Okay, so I know I’m not the only one writing about what the Twitter world collectively calls "Ubergate," but I think it’s important to delve into this issue a bit here and flesh out why this demonstrates the organizational need for privacy professionals and privacy ethics.

Much of this current firestorm centers on the alleged unethical use of sensitive personal data collected every day by the popular rideshare start-up.

To quickly sum this latest privacy kerfluffle: A journalist, himself using questionable ethics, quoted Uber's senior vice president's off-the-record discussion about using data collected from its services to go after its enemies. But this isn't the only time the media has focused on what many sources have been calling  a culture problem at Uber, particularly its questionable use of customer data. For example, according to venture capitalist Peter Sims, Uber used a “God View” for stalking purposes, while others have raised concerns about how the company has mined its data as seen in its “Rides of Glory” and “crime location knowledge demand” blog posts.

The company, which was formed in 2009, does have a privacy policy, and it has repeatedly pointed out that it has clear policies against the use of travel logs outside of legitimate business purposes. A spokesman said, “These polices apply to all employees. We regularly monitor and audit that access." 

Plus, on Thursday, a representative from Uber told me, "We have a privacy team within the legal department under managing counsel Katherine Tassi. Katherine reports to our GC and joined Uber this past summer" and that they "are continually building their team internally."

Regardless, this media flap is a nightmare. In addition to slews of negative headlines, it has gotten the attention of U.S. lawmakers, particularly Sen. Al Franken (D-MN). On Thursday, he sent a list of 10 questions he wanted answered about the company's data-handling practices.

Clearly, the lesson here is privacy cannot be ignored, pushed aside or minimized in organizations. Privacy must be addressed with experts who are trained to spot privacy issues and questionable uses. 

It looks like Uber is learning this important lesson as is evidenced by their internal privacy team improvements and hiring of Harriet Pearson, CIPP/US, and the Hogan Lovells team. Uber is definitely in capable hands, but it could have avoided this firestorm and likely saved a lot of money if it had ingrained privacy and privacy professionals into its services years—instead of months—ago. As Pearson says, "Trust founded on confidentiality and information security lies at the very heart of Uber's business, and we will be working with the team to review and reinforce where appropriate its policies and systems."

Your customers care about what you do with their data, but more and more are feeling a loss of control. Just look at the recent Pew Internet Research report on this. UC Berkeley Law Prof. Chris Hoofnagle, in a report for The Washington Post, rightly said, “We have never in history been at a point where we were more extortion-able.” He’s correct. This is the society in which we’re taking part, and we’re all becoming more vulnerable because of it.

Data listing
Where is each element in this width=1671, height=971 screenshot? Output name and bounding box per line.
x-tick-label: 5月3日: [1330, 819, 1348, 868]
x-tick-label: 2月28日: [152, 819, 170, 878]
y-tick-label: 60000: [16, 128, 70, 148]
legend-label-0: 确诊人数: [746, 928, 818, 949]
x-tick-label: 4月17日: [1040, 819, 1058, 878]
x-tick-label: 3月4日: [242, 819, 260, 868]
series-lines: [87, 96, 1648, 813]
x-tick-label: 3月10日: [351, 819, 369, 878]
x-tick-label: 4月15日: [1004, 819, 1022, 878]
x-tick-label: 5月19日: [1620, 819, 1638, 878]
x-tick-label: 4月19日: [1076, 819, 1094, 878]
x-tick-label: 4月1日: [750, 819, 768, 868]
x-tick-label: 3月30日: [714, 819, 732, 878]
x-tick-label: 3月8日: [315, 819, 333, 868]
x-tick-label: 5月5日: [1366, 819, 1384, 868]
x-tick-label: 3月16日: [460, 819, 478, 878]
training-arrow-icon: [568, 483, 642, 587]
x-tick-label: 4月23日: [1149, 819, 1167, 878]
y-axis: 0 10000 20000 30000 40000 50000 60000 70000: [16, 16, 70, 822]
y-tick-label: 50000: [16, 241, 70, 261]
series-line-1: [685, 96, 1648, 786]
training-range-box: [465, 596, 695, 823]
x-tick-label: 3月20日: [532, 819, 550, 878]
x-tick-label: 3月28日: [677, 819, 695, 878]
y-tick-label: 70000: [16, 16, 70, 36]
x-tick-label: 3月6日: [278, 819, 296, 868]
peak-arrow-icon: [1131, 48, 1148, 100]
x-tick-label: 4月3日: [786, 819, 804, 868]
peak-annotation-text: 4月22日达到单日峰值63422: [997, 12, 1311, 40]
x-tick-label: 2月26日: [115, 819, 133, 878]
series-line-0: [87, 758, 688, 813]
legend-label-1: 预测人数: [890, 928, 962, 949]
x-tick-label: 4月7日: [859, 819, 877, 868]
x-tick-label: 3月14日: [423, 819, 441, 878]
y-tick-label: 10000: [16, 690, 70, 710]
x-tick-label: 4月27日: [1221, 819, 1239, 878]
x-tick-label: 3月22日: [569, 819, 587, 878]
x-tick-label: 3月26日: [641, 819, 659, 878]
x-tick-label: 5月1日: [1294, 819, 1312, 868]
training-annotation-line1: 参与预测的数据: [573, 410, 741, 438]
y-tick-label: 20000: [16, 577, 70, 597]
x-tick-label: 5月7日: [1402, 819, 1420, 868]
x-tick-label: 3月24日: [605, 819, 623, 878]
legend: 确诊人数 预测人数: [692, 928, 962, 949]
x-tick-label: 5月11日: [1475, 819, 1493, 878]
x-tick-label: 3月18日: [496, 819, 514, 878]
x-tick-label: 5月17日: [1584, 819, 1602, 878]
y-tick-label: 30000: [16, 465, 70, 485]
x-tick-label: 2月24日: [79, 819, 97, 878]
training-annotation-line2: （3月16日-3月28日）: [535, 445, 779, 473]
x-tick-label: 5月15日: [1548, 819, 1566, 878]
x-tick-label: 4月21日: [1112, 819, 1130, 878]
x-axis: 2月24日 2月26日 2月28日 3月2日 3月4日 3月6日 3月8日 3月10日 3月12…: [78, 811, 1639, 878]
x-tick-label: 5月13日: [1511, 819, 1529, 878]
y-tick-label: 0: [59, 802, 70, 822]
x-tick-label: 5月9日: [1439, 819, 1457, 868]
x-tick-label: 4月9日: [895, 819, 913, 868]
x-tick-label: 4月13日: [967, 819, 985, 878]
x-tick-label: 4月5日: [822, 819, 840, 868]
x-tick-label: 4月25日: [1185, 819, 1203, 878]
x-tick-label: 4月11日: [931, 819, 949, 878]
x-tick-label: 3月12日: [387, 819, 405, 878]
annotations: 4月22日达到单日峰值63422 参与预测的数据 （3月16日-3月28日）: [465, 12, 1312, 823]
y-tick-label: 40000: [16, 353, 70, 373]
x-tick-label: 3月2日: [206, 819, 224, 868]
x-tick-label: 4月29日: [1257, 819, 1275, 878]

Aim of the task
Write out the Uber article again from "Plus, on Thursday, a" up to and including "and questionable uses.", switching "Thursday" to "Friday".

Completed exercise
Plus, on Friday, a representative from Uber told me, "We have a privacy team within the legal department under managing counsel Katherine Tassi. Katherine reports to our GC and joined Uber this past summer" and that they "are continually building their team internally."

Regardless, this media flap is a nightmare. In addition to slews of negative headlines, it has gotten the attention of U.S. lawmakers, particularly Sen. Al Franken (D-MN). On Friday, he sent a list of 10 questions he wanted answered about the company's data-handling practices.

Clearly, the lesson here is privacy cannot be ignored, pushed aside or minimized in organizations. Privacy must be addressed with experts who are trained to spot privacy issues and questionable uses.